>>>

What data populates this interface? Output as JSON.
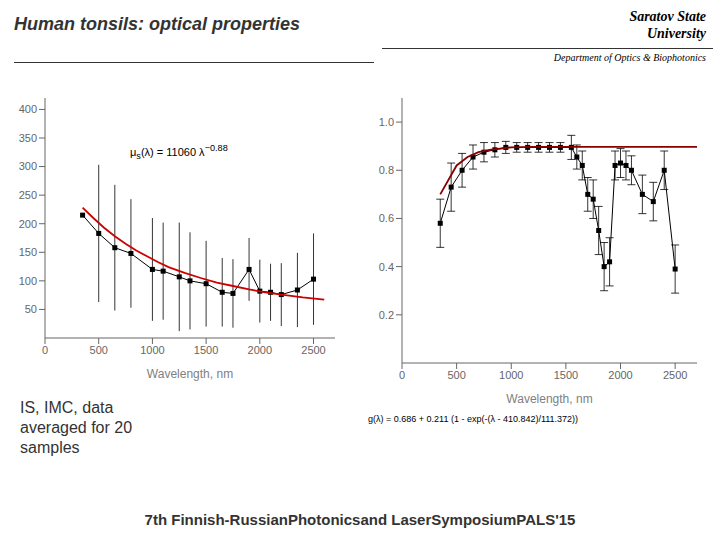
{
  "title": "Human tonsils: optical properties",
  "annotations": [
    "Saratov State\nUniversity",
    "Department of Optics & Biophotonics",
    "IS, IMC, data\naveraged for 20\nsamples",
    "7th Finnish-RussianPhotonicsand LaserSymposiumPALS'15"
  ],
  "chart_data": [
    {
      "type": "line",
      "xlabel": "Wavelength, nm",
      "annotations": [
        "μs(λ) = 11060 λ−0.88"
      ],
      "xlim": [
        0,
        2700
      ],
      "ylim": [
        0,
        420
      ],
      "xticks": [
        0,
        500,
        1000,
        1500,
        2000,
        2500
      ],
      "yticks": [
        50,
        100,
        150,
        200,
        250,
        300,
        350,
        400
      ],
      "grid": false,
      "series": [
        {
          "color": "#000000",
          "marker": "square",
          "line_style": "solid",
          "x": [
            350,
            500,
            650,
            800,
            1000,
            1100,
            1250,
            1350,
            1500,
            1650,
            1750,
            1900,
            2000,
            2100,
            2200,
            2350,
            2500
          ],
          "values": [
            215,
            183,
            158,
            148,
            120,
            117,
            107,
            100,
            95,
            80,
            78,
            120,
            82,
            80,
            76,
            84,
            103
          ],
          "yerr": [
            0,
            120,
            110,
            95,
            90,
            85,
            95,
            85,
            75,
            60,
            60,
            55,
            55,
            50,
            55,
            65,
            80
          ]
        },
        {
          "color": "#cc0000",
          "marker": "none",
          "line_style": "solid",
          "x": [
            350,
            450,
            550,
            650,
            750,
            850,
            950,
            1050,
            1150,
            1300,
            1450,
            1600,
            1750,
            1900,
            2050,
            2200,
            2400,
            2600
          ],
          "values": [
            228,
            210,
            193,
            178,
            165,
            153,
            143,
            133,
            124,
            114,
            105,
            97,
            91,
            85,
            80,
            76,
            71,
            67
          ]
        }
      ]
    },
    {
      "type": "line",
      "xlabel": "Wavelength, nm",
      "annotations": [
        "g(λ) = 0.686 + 0.211 (1 - exp(-(λ - 410.842)/111.372))"
      ],
      "xlim": [
        0,
        2700
      ],
      "ylim": [
        0.0,
        1.1
      ],
      "xticks": [
        0,
        500,
        1000,
        1500,
        2000,
        2500
      ],
      "yticks": [
        0.2,
        0.4,
        0.6,
        0.8,
        {
          "value": 1,
          "label": "1.0"
        }
      ],
      "grid": false,
      "series": [
        {
          "color": "#000000",
          "marker": "square",
          "line_style": "solid",
          "x": [
            350,
            450,
            550,
            650,
            750,
            850,
            950,
            1050,
            1150,
            1250,
            1350,
            1450,
            1550,
            1600,
            1650,
            1700,
            1750,
            1800,
            1850,
            1900,
            1950,
            2000,
            2050,
            2100,
            2200,
            2300,
            2400,
            2500
          ],
          "values": [
            0.58,
            0.73,
            0.8,
            0.855,
            0.875,
            0.885,
            0.895,
            0.895,
            0.895,
            0.895,
            0.895,
            0.895,
            0.895,
            0.855,
            0.82,
            0.7,
            0.68,
            0.55,
            0.4,
            0.42,
            0.82,
            0.83,
            0.82,
            0.8,
            0.7,
            0.67,
            0.8,
            0.39
          ],
          "yerr": [
            0.1,
            0.1,
            0.07,
            0.05,
            0.04,
            0.03,
            0.025,
            0.02,
            0.02,
            0.02,
            0.02,
            0.02,
            0.05,
            0.05,
            0.06,
            0.07,
            0.08,
            0.1,
            0.1,
            0.1,
            0.06,
            0.06,
            0.06,
            0.06,
            0.08,
            0.08,
            0.08,
            0.1
          ]
        },
        {
          "color": "#880000",
          "marker": "none",
          "line_style": "solid",
          "x": [
            350,
            500,
            600,
            700,
            800,
            1000,
            1200,
            1400,
            1600,
            1800,
            2000,
            2200,
            2500,
            2700
          ],
          "values": [
            0.7,
            0.82,
            0.855,
            0.875,
            0.885,
            0.895,
            0.897,
            0.897,
            0.897,
            0.897,
            0.897,
            0.897,
            0.897,
            0.897
          ]
        }
      ]
    }
  ]
}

<<<

Copy all the records above exactly, but leave out the pictures.

ANSWER FOR THE TASK:
What data populates this interface? Output as JSON.
{
  "title": "Human tonsils: optical properties",
  "annotations": [
    "Saratov State\nUniversity",
    "Department of Optics & Biophotonics",
    "IS, IMC, data\naveraged for 20\nsamples",
    "7th Finnish-RussianPhotonicsand LaserSymposiumPALS'15"
  ],
  "chart_data": [
    {
      "type": "line",
      "xlabel": "Wavelength, nm",
      "annotations": [
        "μs(λ) = 11060 λ−0.88"
      ],
      "xlim": [
        0,
        2700
      ],
      "ylim": [
        0,
        420
      ],
      "xticks": [
        0,
        500,
        1000,
        1500,
        2000,
        2500
      ],
      "yticks": [
        50,
        100,
        150,
        200,
        250,
        300,
        350,
        400
      ],
      "grid": false,
      "series": [
        {
          "color": "#000000",
          "marker": "square",
          "line_style": "solid",
          "x": [
            350,
            500,
            650,
            800,
            1000,
            1100,
            1250,
            1350,
            1500,
            1650,
            1750,
            1900,
            2000,
            2100,
            2200,
            2350,
            2500
          ],
          "values": [
            215,
            183,
            158,
            148,
            120,
            117,
            107,
            100,
            95,
            80,
            78,
            120,
            82,
            80,
            76,
            84,
            103
          ],
          "yerr": [
            0,
            120,
            110,
            95,
            90,
            85,
            95,
            85,
            75,
            60,
            60,
            55,
            55,
            50,
            55,
            65,
            80
          ]
        },
        {
          "color": "#cc0000",
          "marker": "none",
          "line_style": "solid",
          "x": [
            350,
            450,
            550,
            650,
            750,
            850,
            950,
            1050,
            1150,
            1300,
            1450,
            1600,
            1750,
            1900,
            2050,
            2200,
            2400,
            2600
          ],
          "values": [
            228,
            210,
            193,
            178,
            165,
            153,
            143,
            133,
            124,
            114,
            105,
            97,
            91,
            85,
            80,
            76,
            71,
            67
          ]
        }
      ]
    },
    {
      "type": "line",
      "xlabel": "Wavelength, nm",
      "annotations": [
        "g(λ) = 0.686 + 0.211 (1 - exp(-(λ - 410.842)/111.372))"
      ],
      "xlim": [
        0,
        2700
      ],
      "ylim": [
        0.0,
        1.1
      ],
      "xticks": [
        0,
        500,
        1000,
        1500,
        2000,
        2500
      ],
      "yticks": [
        0.2,
        0.4,
        0.6,
        0.8,
        {
          "value": 1,
          "label": "1.0"
        }
      ],
      "grid": false,
      "series": [
        {
          "color": "#000000",
          "marker": "square",
          "line_style": "solid",
          "x": [
            350,
            450,
            550,
            650,
            750,
            850,
            950,
            1050,
            1150,
            1250,
            1350,
            1450,
            1550,
            1600,
            1650,
            1700,
            1750,
            1800,
            1850,
            1900,
            1950,
            2000,
            2050,
            2100,
            2200,
            2300,
            2400,
            2500
          ],
          "values": [
            0.58,
            0.73,
            0.8,
            0.855,
            0.875,
            0.885,
            0.895,
            0.895,
            0.895,
            0.895,
            0.895,
            0.895,
            0.895,
            0.855,
            0.82,
            0.7,
            0.68,
            0.55,
            0.4,
            0.42,
            0.82,
            0.83,
            0.82,
            0.8,
            0.7,
            0.67,
            0.8,
            0.39
          ],
          "yerr": [
            0.1,
            0.1,
            0.07,
            0.05,
            0.04,
            0.03,
            0.025,
            0.02,
            0.02,
            0.02,
            0.02,
            0.02,
            0.05,
            0.05,
            0.06,
            0.07,
            0.08,
            0.1,
            0.1,
            0.1,
            0.06,
            0.06,
            0.06,
            0.06,
            0.08,
            0.08,
            0.08,
            0.1
          ]
        },
        {
          "color": "#880000",
          "marker": "none",
          "line_style": "solid",
          "x": [
            350,
            500,
            600,
            700,
            800,
            1000,
            1200,
            1400,
            1600,
            1800,
            2000,
            2200,
            2500,
            2700
          ],
          "values": [
            0.7,
            0.82,
            0.855,
            0.875,
            0.885,
            0.895,
            0.897,
            0.897,
            0.897,
            0.897,
            0.897,
            0.897,
            0.897,
            0.897
          ]
        }
      ]
    }
  ]
}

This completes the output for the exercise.